Chart and figure data:
+++

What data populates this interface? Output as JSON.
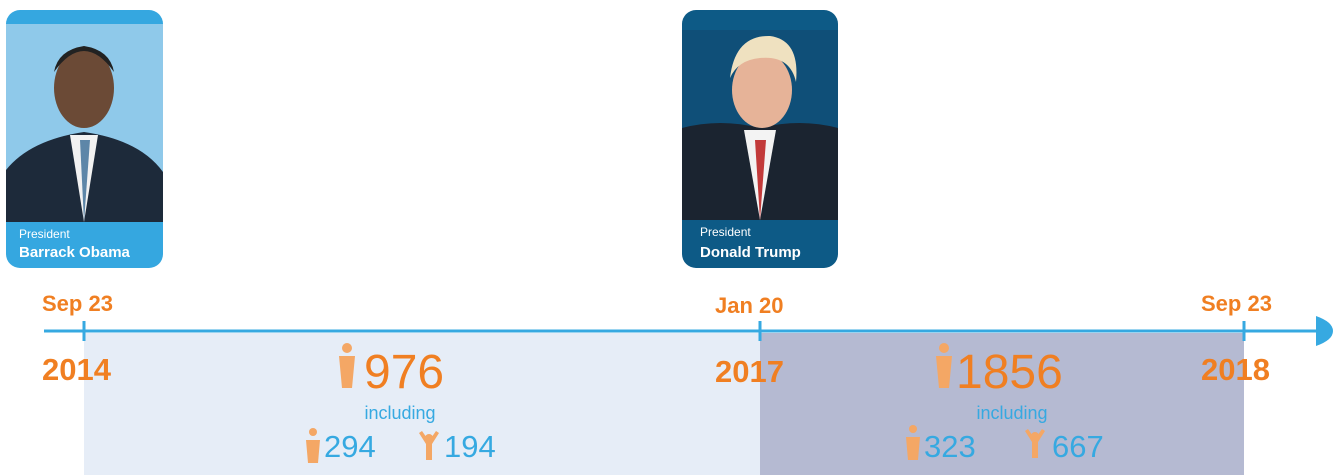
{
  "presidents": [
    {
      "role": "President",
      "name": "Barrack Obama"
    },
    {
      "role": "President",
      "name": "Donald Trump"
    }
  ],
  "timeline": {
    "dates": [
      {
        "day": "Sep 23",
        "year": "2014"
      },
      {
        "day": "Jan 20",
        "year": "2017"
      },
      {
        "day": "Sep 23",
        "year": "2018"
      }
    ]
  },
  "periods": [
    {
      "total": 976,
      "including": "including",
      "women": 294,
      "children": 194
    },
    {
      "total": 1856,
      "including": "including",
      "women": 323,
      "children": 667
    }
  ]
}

+++

Output the records above exactly as they are, leaving out the pictures.

What data populates this interface? Output as JSON.
{
  "presidents": [
    {
      "role": "President",
      "name": "Barrack Obama"
    },
    {
      "role": "President",
      "name": "Donald Trump"
    }
  ],
  "timeline": {
    "dates": [
      {
        "day": "Sep 23",
        "year": "2014"
      },
      {
        "day": "Jan 20",
        "year": "2017"
      },
      {
        "day": "Sep 23",
        "year": "2018"
      }
    ]
  },
  "periods": [
    {
      "total": 976,
      "including": "including",
      "women": 294,
      "children": 194
    },
    {
      "total": 1856,
      "including": "including",
      "women": 323,
      "children": 667
    }
  ]
}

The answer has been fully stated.